Dataset rows about figures:
+---+

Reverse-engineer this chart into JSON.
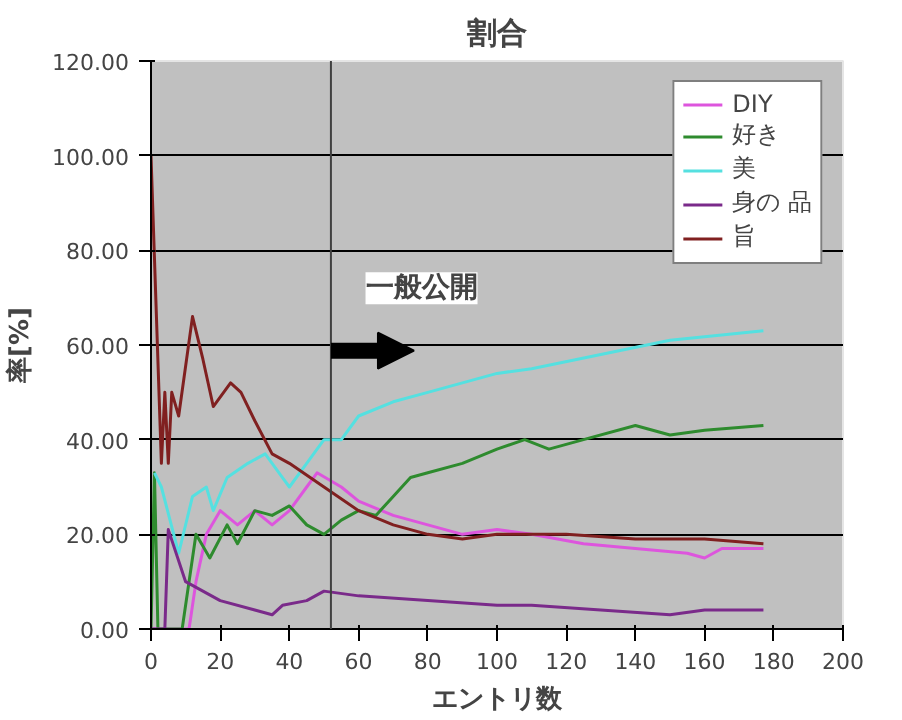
{
  "chart_data": {
    "type": "line",
    "title": "割合",
    "xlabel": "エントリ数",
    "ylabel": "率[%]",
    "xlim": [
      0,
      200
    ],
    "ylim": [
      0,
      120
    ],
    "xticks": [
      0,
      20,
      40,
      60,
      80,
      100,
      120,
      140,
      160,
      180,
      200
    ],
    "yticks": [
      {
        "value": 0,
        "label": "0.00"
      },
      {
        "value": 20,
        "label": "20.00"
      },
      {
        "value": 40,
        "label": "40.00"
      },
      {
        "value": 60,
        "label": "60.00"
      },
      {
        "value": 80,
        "label": "80.00"
      },
      {
        "value": 100,
        "label": "100.00"
      },
      {
        "value": 120,
        "label": "120.00"
      }
    ],
    "grid": "y",
    "legend": "top right",
    "marker": "none",
    "line_style": "solid",
    "ref_lines": [
      {
        "axis": "x",
        "value": 52,
        "color": "#404040"
      }
    ],
    "annotations": [
      "一般公開"
    ],
    "series": [
      {
        "name": "DIY",
        "color": "#dd55dd",
        "x": [
          0,
          11,
          13,
          16,
          20,
          25,
          30,
          35,
          40,
          45,
          48,
          55,
          60,
          70,
          80,
          90,
          100,
          110,
          125,
          140,
          155,
          160,
          165,
          177
        ],
        "values": [
          0,
          0,
          10,
          20,
          25,
          22,
          25,
          22,
          25,
          30,
          33,
          30,
          27,
          24,
          22,
          20,
          21,
          20,
          18,
          17,
          16,
          15,
          17,
          17
        ]
      },
      {
        "name": "好き",
        "color": "#2e8b2e",
        "x": [
          0,
          1,
          2,
          9,
          13,
          17,
          22,
          25,
          30,
          35,
          40,
          45,
          50,
          55,
          60,
          65,
          70,
          75,
          80,
          90,
          100,
          108,
          115,
          125,
          140,
          150,
          160,
          177
        ],
        "values": [
          0,
          33,
          0,
          0,
          20,
          15,
          22,
          18,
          25,
          24,
          26,
          22,
          20,
          23,
          25,
          24,
          28,
          32,
          33,
          35,
          38,
          40,
          38,
          40,
          43,
          41,
          42,
          43
        ]
      },
      {
        "name": "美",
        "color": "#55e0e0",
        "x": [
          1,
          3,
          8,
          12,
          16,
          18,
          22,
          28,
          33,
          38,
          40,
          45,
          50,
          55,
          60,
          70,
          80,
          90,
          100,
          110,
          130,
          150,
          177
        ],
        "values": [
          33,
          30,
          16,
          28,
          30,
          25,
          32,
          35,
          37,
          32,
          30,
          35,
          40,
          40,
          45,
          48,
          50,
          52,
          54,
          55,
          58,
          61,
          63
        ]
      },
      {
        "name": "身の 品",
        "color": "#7a2a8a",
        "x": [
          0,
          4,
          5,
          10,
          20,
          30,
          35,
          38,
          45,
          50,
          60,
          80,
          100,
          110,
          130,
          150,
          160,
          177
        ],
        "values": [
          0,
          0,
          21,
          10,
          6,
          4,
          3,
          5,
          6,
          8,
          7,
          6,
          5,
          5,
          4,
          3,
          4,
          4
        ]
      },
      {
        "name": "旨",
        "color": "#802020",
        "x": [
          0,
          3,
          4,
          5,
          6,
          8,
          12,
          15,
          18,
          23,
          26,
          30,
          35,
          40,
          50,
          60,
          70,
          80,
          90,
          100,
          120,
          140,
          160,
          177
        ],
        "values": [
          100,
          35,
          50,
          35,
          50,
          45,
          66,
          57,
          47,
          52,
          50,
          44,
          37,
          35,
          30,
          25,
          22,
          20,
          19,
          20,
          20,
          19,
          19,
          18
        ]
      }
    ]
  }
}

+---+

Problem details.
From the entries, copy out each line containing the word "name".

Solution for this task.
        "name": "DIY",
        "name": "好き",
        "name": "美",
        "name": "身の 品",
        "name": "旨",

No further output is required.